• TO DO: Send each entry back exactly as given, pictures excluded.

==================================================

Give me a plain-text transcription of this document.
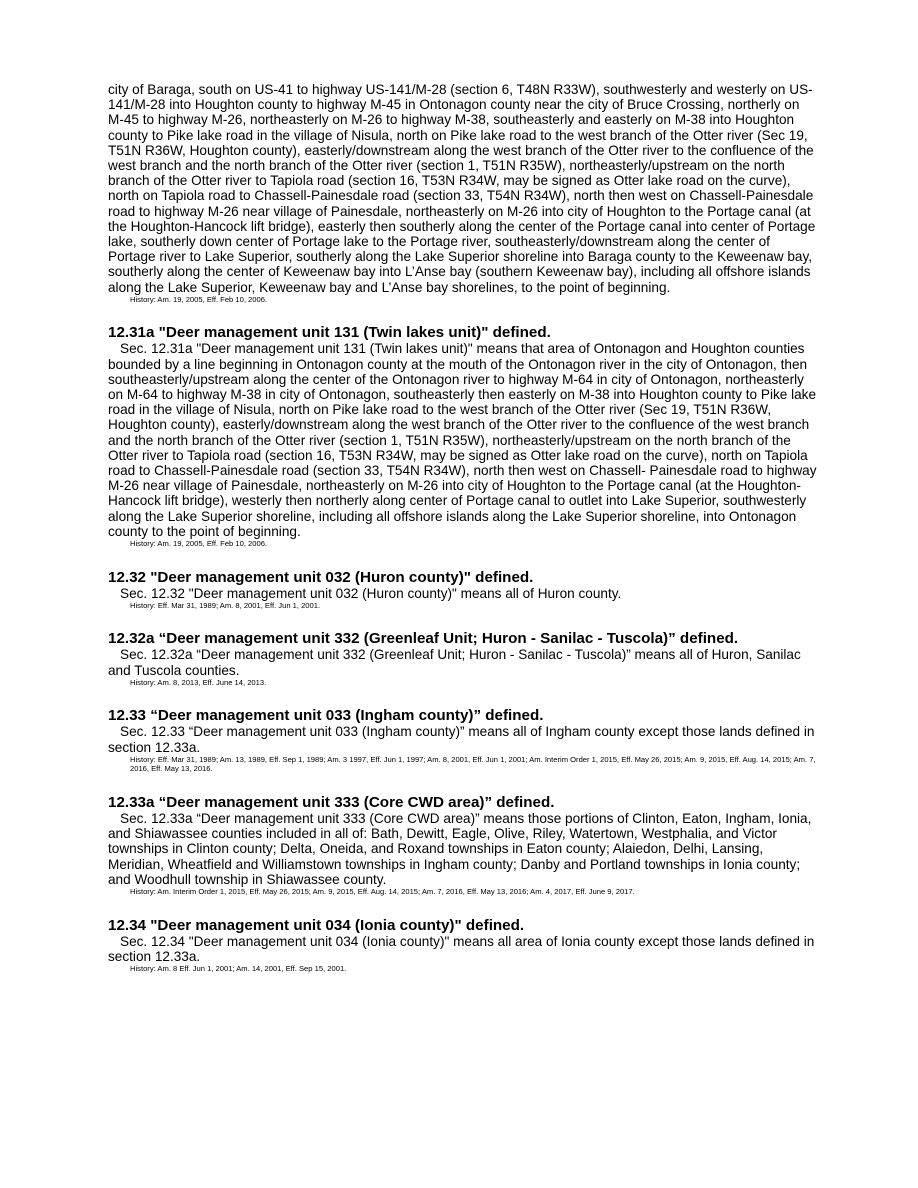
city of Baraga, south on US-41 to highway US-141/M-28 (section 6, T48N R33W), southwesterly and westerly on US-141/M-28 into Houghton county to highway M-45 in Ontonagon county near the city of Bruce Crossing, northerly on M-45 to highway M-26, northeasterly on M-26 to highway M-38, southeasterly and easterly on M-38 into Houghton county to Pike lake road in the village of Nisula, north on Pike lake road to the west branch of the Otter river (Sec 19, T51N R36W, Houghton county), easterly/downstream along the west branch of the Otter river to the confluence of the west branch and the north branch of the Otter river (section 1, T51N R35W), northeasterly/upstream on the north branch of the Otter river to Tapiola road (section 16, T53N R34W, may be signed as Otter lake road on the curve), north on Tapiola road to Chassell-Painesdale road (section 33, T54N R34W), north then west on Chassell-Painesdale road to highway M-26 near village of Painesdale, northeasterly on M-26 into city of Houghton to the Portage canal (at the Houghton-Hancock lift bridge), easterly then southerly along the center of the Portage canal into center of Portage lake, southerly down center of Portage lake to the Portage river, southeasterly/downstream along the center of Portage river to Lake Superior, southerly along the Lake Superior shoreline into Baraga county to the Keweenaw bay, southerly along the center of Keweenaw bay into L’Anse bay (southern Keweenaw bay), including all offshore islands along the Lake Superior, Keweenaw bay and L’Anse bay shorelines, to the point of beginning.

History: Am. 19, 2005, Eff. Feb 10, 2006.

12.31a "Deer management unit 131 (Twin lakes unit)" defined.

Sec. 12.31a "Deer management unit 131 (Twin lakes unit)" means that area of Ontonagon and Houghton counties bounded by a line beginning in Ontonagon county at the mouth of the Ontonagon river in the city of Ontonagon, then southeasterly/upstream along the center of the Ontonagon river to highway M-64 in city of Ontonagon, northeasterly on M-64 to highway M-38 in city of Ontonagon, southeasterly then easterly on M-38 into Houghton county to Pike lake road in the village of Nisula, north on Pike lake road to the west branch of the Otter river (Sec 19, T51N R36W, Houghton county), easterly/downstream along the west branch of the Otter river to the confluence of the west branch and the north branch of the Otter river (section 1, T51N R35W), northeasterly/upstream on the north branch of the Otter river to Tapiola road (section 16, T53N R34W, may be signed as Otter lake road on the curve), north on Tapiola road to Chassell-Painesdale road (section 33, T54N R34W), north then west on Chassell- Painesdale road to highway M-26 near village of Painesdale, northeasterly on M-26 into city of Houghton to the Portage canal (at the Houghton-Hancock lift bridge), westerly then northerly along center of Portage canal to outlet into Lake Superior, southwesterly along the Lake Superior shoreline, including all offshore islands along the Lake Superior shoreline, into Ontonagon county to the point of beginning.

History: Am. 19, 2005, Eff. Feb 10, 2006.

12.32 "Deer management unit 032 (Huron county)" defined.

Sec. 12.32 "Deer management unit 032 (Huron county)" means all of Huron county.

History: Eff. Mar 31, 1989; Am. 8, 2001, Eff. Jun 1, 2001.

12.32a “Deer management unit 332 (Greenleaf Unit; Huron - Sanilac - Tuscola)” defined.

Sec. 12.32a “Deer management unit 332 (Greenleaf Unit; Huron - Sanilac - Tuscola)” means all of Huron, Sanilac and Tuscola counties.

History: Am. 8, 2013, Eff. June 14, 2013.

12.33 “Deer management unit 033 (Ingham county)” defined.

Sec. 12.33 “Deer management unit 033 (Ingham county)” means all of Ingham county except those lands defined in section 12.33a.

History: Eff. Mar 31, 1989; Am. 13, 1989, Eff. Sep 1, 1989; Am. 3 1997, Eff. Jun 1, 1997; Am. 8, 2001, Eff. Jun 1, 2001; Am. Interim Order 1, 2015, Eff. May 26, 2015; Am. 9, 2015, Eff. Aug. 14, 2015; Am. 7, 2016, Eff. May 13, 2016.

12.33a “Deer management unit 333 (Core CWD area)” defined.

Sec. 12.33a “Deer management unit 333 (Core CWD area)” means those portions of Clinton, Eaton, Ingham, Ionia, and Shiawassee counties included in all of: Bath, Dewitt, Eagle, Olive, Riley, Watertown, Westphalia, and Victor townships in Clinton county; Delta, Oneida, and Roxand townships in Eaton county; Alaiedon, Delhi, Lansing, Meridian, Wheatfield and Williamstown townships in Ingham county; Danby and Portland townships in Ionia county; and Woodhull township in Shiawassee county.

History: Am. Interim Order 1, 2015, Eff. May 26, 2015; Am. 9, 2015, Eff. Aug. 14, 2015; Am. 7, 2016, Eff. May 13, 2016; Am. 4, 2017, Eff. June 9, 2017.

12.34 "Deer management unit 034 (Ionia county)" defined.

Sec. 12.34 "Deer management unit 034 (Ionia county)" means all area of Ionia county except those lands defined in section 12.33a.

History: Am. 8 Eff. Jun 1, 2001; Am. 14, 2001, Eff. Sep 15, 2001.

==================================================

• COMPLETED EXERCISE:
Give me a plain-text transcription of this document.
city of Baraga, south on US-41 to highway US-141/M-28 (section 6, T48N R33W), southwesterly and westerly on US-141/M-28 into Houghton county to highway M-45 in Ontonagon county near the city of Bruce Crossing, northerly on M-45 to highway M-26, northeasterly on M-26 to highway M-38, southeasterly and easterly on M-38 into Houghton county to Pike lake road in the village of Nisula, north on Pike lake road to the west branch of the Otter river (Sec 19, T51N R36W, Houghton county), easterly/downstream along the west branch of the Otter river to the confluence of the west branch and the north branch of the Otter river (section 1, T51N R35W), northeasterly/upstream on the north branch of the Otter river to Tapiola road (section 16, T53N R34W, may be signed as Otter lake road on the curve), north on Tapiola road to Chassell-Painesdale road (section 33, T54N R34W), north then west on Chassell-Painesdale road to highway M-26 near village of Painesdale, northeasterly on M-26 into city of Houghton to the Portage canal (at the Houghton-Hancock lift bridge), easterly then southerly along the center of the Portage canal into center of Portage lake, southerly down center of Portage lake to the Portage river, southeasterly/downstream along the center of Portage river to Lake Superior, southerly along the Lake Superior shoreline into Baraga county to the Keweenaw bay, southerly along the center of Keweenaw bay into L’Anse bay (southern Keweenaw bay), including all offshore islands along the Lake Superior, Keweenaw bay and L’Anse bay shorelines, to the point of beginning.

History: Am. 19, 2005, Eff. Feb 10, 2006.

12.31a "Deer management unit 131 (Twin lakes unit)" defined.

Sec. 12.31a "Deer management unit 131 (Twin lakes unit)" means that area of Ontonagon and Houghton counties bounded by a line beginning in Ontonagon county at the mouth of the Ontonagon river in the city of Ontonagon, then southeasterly/upstream along the center of the Ontonagon river to highway M-64 in city of Ontonagon, northeasterly on M-64 to highway M-38 in city of Ontonagon, southeasterly then easterly on M-38 into Houghton county to Pike lake road in the village of Nisula, north on Pike lake road to the west branch of the Otter river (Sec 19, T51N R36W, Houghton county), easterly/downstream along the west branch of the Otter river to the confluence of the west branch and the north branch of the Otter river (section 1, T51N R35W), northeasterly/upstream on the north branch of the Otter river to Tapiola road (section 16, T53N R34W, may be signed as Otter lake road on the curve), north on Tapiola road to Chassell-Painesdale road (section 33, T54N R34W), north then west on Chassell- Painesdale road to highway M-26 near village of Painesdale, northeasterly on M-26 into city of Houghton to the Portage canal (at the Houghton-Hancock lift bridge), westerly then northerly along center of Portage canal to outlet into Lake Superior, southwesterly along the Lake Superior shoreline, including all offshore islands along the Lake Superior shoreline, into Ontonagon county to the point of beginning.

History: Am. 19, 2005, Eff. Feb 10, 2006.

12.32 "Deer management unit 032 (Huron county)" defined.

Sec. 12.32 "Deer management unit 032 (Huron county)" means all of Huron county.

History: Eff. Mar 31, 1989; Am. 8, 2001, Eff. Jun 1, 2001.

12.32a “Deer management unit 332 (Greenleaf Unit; Huron - Sanilac - Tuscola)” defined.

Sec. 12.32a “Deer management unit 332 (Greenleaf Unit; Huron - Sanilac - Tuscola)” means all of Huron, Sanilac and Tuscola counties.

History: Am. 8, 2013, Eff. June 14, 2013.

12.33 “Deer management unit 033 (Ingham county)” defined.

Sec. 12.33 “Deer management unit 033 (Ingham county)” means all of Ingham county except those lands defined in section 12.33a.

History: Eff. Mar 31, 1989; Am. 13, 1989, Eff. Sep 1, 1989; Am. 3 1997, Eff. Jun 1, 1997; Am. 8, 2001, Eff. Jun 1, 2001; Am. Interim Order 1, 2015, Eff. May 26, 2015; Am. 9, 2015, Eff. Aug. 14, 2015; Am. 7, 2016, Eff. May 13, 2016.

12.33a “Deer management unit 333 (Core CWD area)” defined.

Sec. 12.33a “Deer management unit 333 (Core CWD area)” means those portions of Clinton, Eaton, Ingham, Ionia, and Shiawassee counties included in all of: Bath, Dewitt, Eagle, Olive, Riley, Watertown, Westphalia, and Victor townships in Clinton county; Delta, Oneida, and Roxand townships in Eaton county; Alaiedon, Delhi, Lansing, Meridian, Wheatfield and Williamstown townships in Ingham county; Danby and Portland townships in Ionia county; and Woodhull township in Shiawassee county.

History: Am. Interim Order 1, 2015, Eff. May 26, 2015; Am. 9, 2015, Eff. Aug. 14, 2015; Am. 7, 2016, Eff. May 13, 2016; Am. 4, 2017, Eff. June 9, 2017.

12.34 "Deer management unit 034 (Ionia county)" defined.

Sec. 12.34 "Deer management unit 034 (Ionia county)" means all area of Ionia county except those lands defined in section 12.33a.

History: Am. 8 Eff. Jun 1, 2001; Am. 14, 2001, Eff. Sep 15, 2001.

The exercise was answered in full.